━━━━━ Record extracts

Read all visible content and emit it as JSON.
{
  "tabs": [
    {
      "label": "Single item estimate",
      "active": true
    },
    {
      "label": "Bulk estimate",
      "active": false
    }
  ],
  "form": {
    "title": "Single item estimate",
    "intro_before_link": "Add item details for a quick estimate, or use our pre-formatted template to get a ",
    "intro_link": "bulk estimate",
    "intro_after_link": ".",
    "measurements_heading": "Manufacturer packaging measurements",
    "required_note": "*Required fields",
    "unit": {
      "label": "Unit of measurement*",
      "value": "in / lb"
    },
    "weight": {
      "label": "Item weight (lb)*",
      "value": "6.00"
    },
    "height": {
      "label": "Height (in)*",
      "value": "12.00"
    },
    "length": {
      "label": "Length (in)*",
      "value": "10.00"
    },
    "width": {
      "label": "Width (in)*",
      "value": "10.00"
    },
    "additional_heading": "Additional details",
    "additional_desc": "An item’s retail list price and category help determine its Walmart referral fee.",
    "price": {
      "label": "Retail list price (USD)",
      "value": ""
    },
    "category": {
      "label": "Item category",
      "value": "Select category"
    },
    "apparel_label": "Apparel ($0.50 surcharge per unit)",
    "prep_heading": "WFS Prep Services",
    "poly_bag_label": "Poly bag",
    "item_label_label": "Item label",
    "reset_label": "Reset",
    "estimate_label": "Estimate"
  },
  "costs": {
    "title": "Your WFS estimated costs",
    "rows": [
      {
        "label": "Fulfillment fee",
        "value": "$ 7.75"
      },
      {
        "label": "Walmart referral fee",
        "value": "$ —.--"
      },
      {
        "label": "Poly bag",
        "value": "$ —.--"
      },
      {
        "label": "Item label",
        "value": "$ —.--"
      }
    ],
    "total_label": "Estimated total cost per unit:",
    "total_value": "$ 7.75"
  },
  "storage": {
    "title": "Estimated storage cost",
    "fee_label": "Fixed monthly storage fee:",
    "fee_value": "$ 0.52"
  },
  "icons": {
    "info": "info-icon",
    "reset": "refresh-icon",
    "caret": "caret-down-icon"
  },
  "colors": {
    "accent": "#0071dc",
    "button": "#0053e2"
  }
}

━━━━━━━━━━

Task prompt:
Restate each record word for word.

Right answer:
Read all visible content and emit it as JSON.
{
  "tabs": [
    {
      "label": "Single item estimate",
      "active": true
    },
    {
      "label": "Bulk estimate",
      "active": false
    }
  ],
  "form": {
    "title": "Single item estimate",
    "intro_before_link": "Add item details for a quick estimate, or use our pre-formatted template to get a ",
    "intro_link": "bulk estimate",
    "intro_after_link": ".",
    "measurements_heading": "Manufacturer packaging measurements",
    "required_note": "*Required fields",
    "unit": {
      "label": "Unit of measurement*",
      "value": "in / lb"
    },
    "weight": {
      "label": "Item weight (lb)*",
      "value": "6.00"
    },
    "height": {
      "label": "Height (in)*",
      "value": "12.00"
    },
    "length": {
      "label": "Length (in)*",
      "value": "10.00"
    },
    "width": {
      "label": "Width (in)*",
      "value": "10.00"
    },
    "additional_heading": "Additional details",
    "additional_desc": "An item’s retail list price and category help determine its Walmart referral fee.",
    "price": {
      "label": "Retail list price (USD)",
      "value": ""
    },
    "category": {
      "label": "Item category",
      "value": "Select category"
    },
    "apparel_label": "Apparel ($0.50 surcharge per unit)",
    "prep_heading": "WFS Prep Services",
    "poly_bag_label": "Poly bag",
    "item_label_label": "Item label",
    "reset_label": "Reset",
    "estimate_label": "Estimate"
  },
  "costs": {
    "title": "Your WFS estimated costs",
    "rows": [
      {
        "label": "Fulfillment fee",
        "value": "$ 7.75"
      },
      {
        "label": "Walmart referral fee",
        "value": "$ —.--"
      },
      {
        "label": "Poly bag",
        "value": "$ —.--"
      },
      {
        "label": "Item label",
        "value": "$ —.--"
      }
    ],
    "total_label": "Estimated total cost per unit:",
    "total_value": "$ 7.75"
  },
  "storage": {
    "title": "Estimated storage cost",
    "fee_label": "Fixed monthly storage fee:",
    "fee_value": "$ 0.52"
  },
  "icons": {
    "info": "info-icon",
    "reset": "refresh-icon",
    "caret": "caret-down-icon"
  },
  "colors": {
    "accent": "#0071dc",
    "button": "#0053e2"
  }
}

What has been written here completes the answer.